(Aim of the task)
Look for the string "дневной" and copy every line that has it.

(Supplied material)
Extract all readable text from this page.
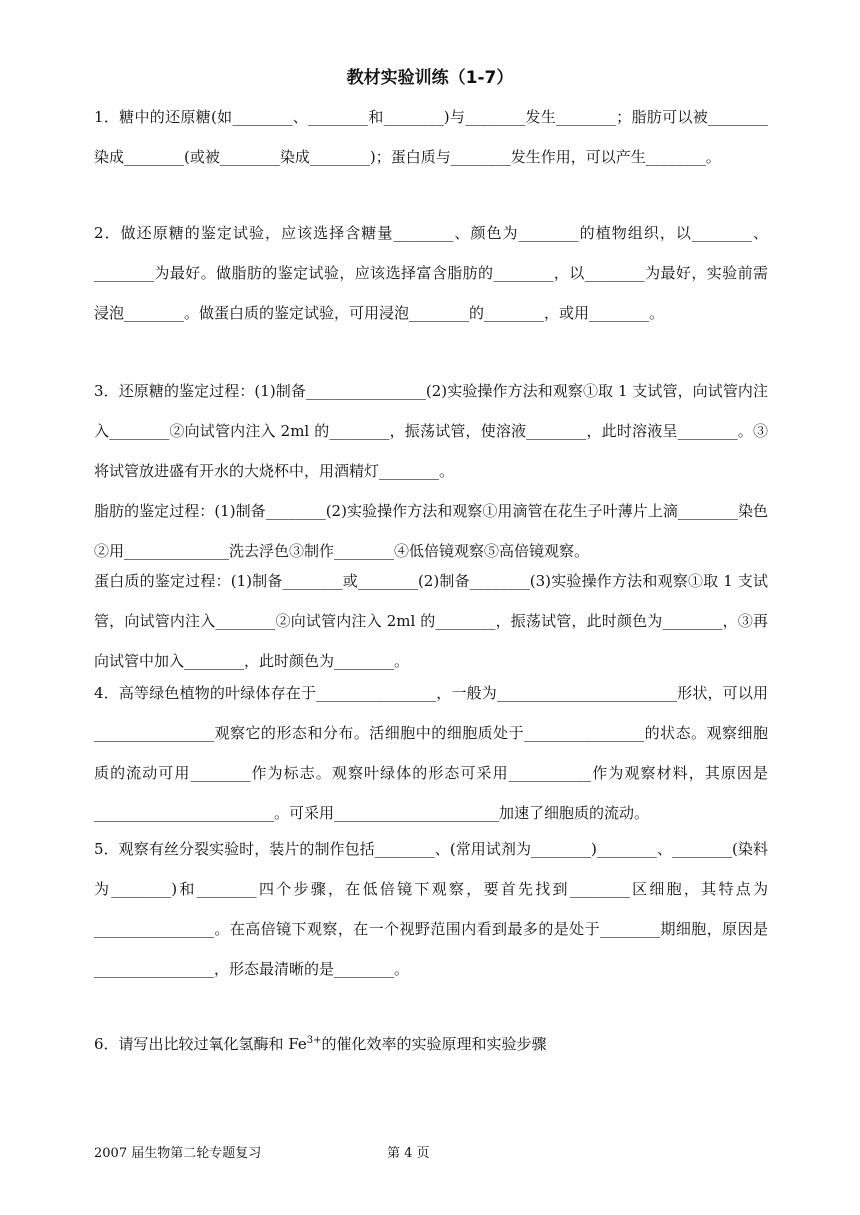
教材实验训练（1-7）

1．糖中的还原糖(如________、________和________)与________发生________；脂肪可以被________染成________(或被________染成________)；蛋白质与________发生作用，可以产生________。

2．做还原糖的鉴定试验，应该选择含糖量________、颜色为________的植物组织，以________、________为最好。做脂肪的鉴定试验，应该选择富含脂肪的________，以________为最好，实验前需浸泡________。做蛋白质的鉴定试验，可用浸泡________的________，或用________。

3．还原糖的鉴定过程：(1)制备________________(2)实验操作方法和观察①取 1 支试管，向试管内注入________②向试管内注入 2ml 的________，振荡试管，使溶液________，此时溶液呈________。③将试管放进盛有开水的大烧杯中，用酒精灯________。

脂肪的鉴定过程：(1)制备________(2)实验操作方法和观察①用滴管在花生子叶薄片上滴________染色②用______________洗去浮色③制作________④低倍镜观察⑤高倍镜观察。

蛋白质的鉴定过程：(1)制备________或________(2)制备________(3)实验操作方法和观察①取 1 支试管，向试管内注入________②向试管内注入 2ml 的________，振荡试管，此时颜色为________，③再向试管中加入________，此时颜色为________。

4．高等绿色植物的叶绿体存在于________________，一般为________________________形状，可以用________________观察它的形态和分布。活细胞中的细胞质处于________________的状态。观察细胞质的流动可用________作为标志。观察叶绿体的形态可采用___________作为观察材料，其原因是________________________。可采用______________________加速了细胞质的流动。

5．观察有丝分裂实验时，装片的制作包括________、(常用试剂为________)________、________(染料为________)和________四个步骤，在低倍镜下观察，要首先找到________区细胞，其特点为________________。在高倍镜下观察，在一个视野范围内看到最多的是处于________期细胞，原因是________________，形态最清晰的是________。

6．请写出比较过氧化氢酶和 $Fe^{3+}$的催化效率的实验原理和实验步骤

2007 届生物第二轮专题复习	第 4 页
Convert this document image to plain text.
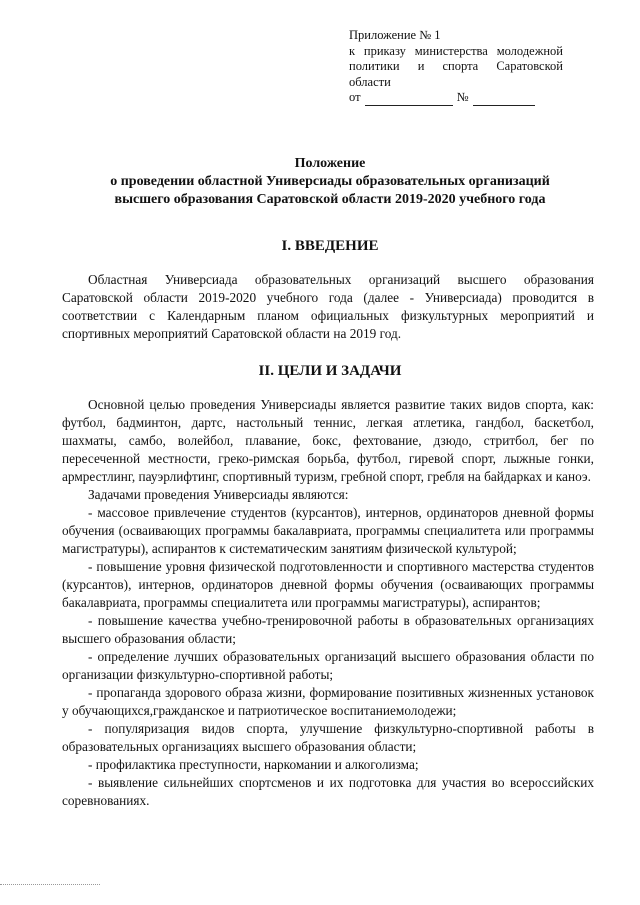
Приложение № 1
к приказу министерства молодежной
политики и спорта Саратовской
области
от	№
Положение
о проведении областной Универсиады образовательных организаций
высшего образования Саратовской области 2019-2020 учебного года
I. ВВЕДЕНИЕ

Областная Универсиада образовательных организаций высшего образования Саратовской области 2019-2020 учебного года (далее - Универсиада) проводится в соответствии с Календарным планом официальных физкультурных мероприятий и спортивных мероприятий Саратовской области на 2019 год.

II. ЦЕЛИ И ЗАДАЧИ

Основной целью проведения Универсиады является развитие таких видов спорта, как: футбол, бадминтон, дартс, настольный теннис, легкая атлетика, гандбол, баскетбол, шахматы, самбо, волейбол, плавание, бокс, фехтование, дзюдо, стритбол, бег по пересеченной местности, греко-римская борьба, футбол, гиревой спорт, лыжные гонки, армрестлинг, пауэрлифтинг, спортивный туризм, гребной спорт, гребля на байдарках и каноэ.

Задачами проведения Универсиады являются:

- массовое привлечение студентов (курсантов), интернов, ординаторов дневной формы обучения (осваивающих программы бакалавриата, программы специалитета или программы магистратуры), аспирантов к систематическим занятиям физической культурой;

- повышение уровня физической подготовленности и спортивного мастерства студентов (курсантов), интернов, ординаторов дневной формы обучения (осваивающих программы бакалавриата, программы специалитета или программы магистратуры), аспирантов;

- повышение качества учебно-тренировочной работы в образовательных организациях высшего образования области;

- определение лучших образовательных организаций высшего образования области по организации физкультурно-спортивной работы;

- пропаганда здорового образа жизни, формирование позитивных жизненных установок у обучающихся,гражданское и патриотическое воспитаниемолодежи;

- популяризация видов спорта, улучшение физкультурно-спортивной работы в образовательных организациях высшего образования области;

- профилактика преступности, наркомании и алкоголизма;

- выявление сильнейших спортсменов и их подготовка для участия во всероссийских соревнованиях.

(Worked solution)
- массовое привлечение студентов (курсантов), интернов, ординаторов дневной формы обучения (осваивающих программы бакалавриата, программы специалитета или программы магистратуры), аспирантов к систематическим занятиям физической культурой;
- повышение уровня физической подготовленности и спортивного мастерства студентов (курсантов), интернов, ординаторов дневной формы обучения (осваивающих программы бакалавриата, программы специалитета или программы магистратуры), аспирантов;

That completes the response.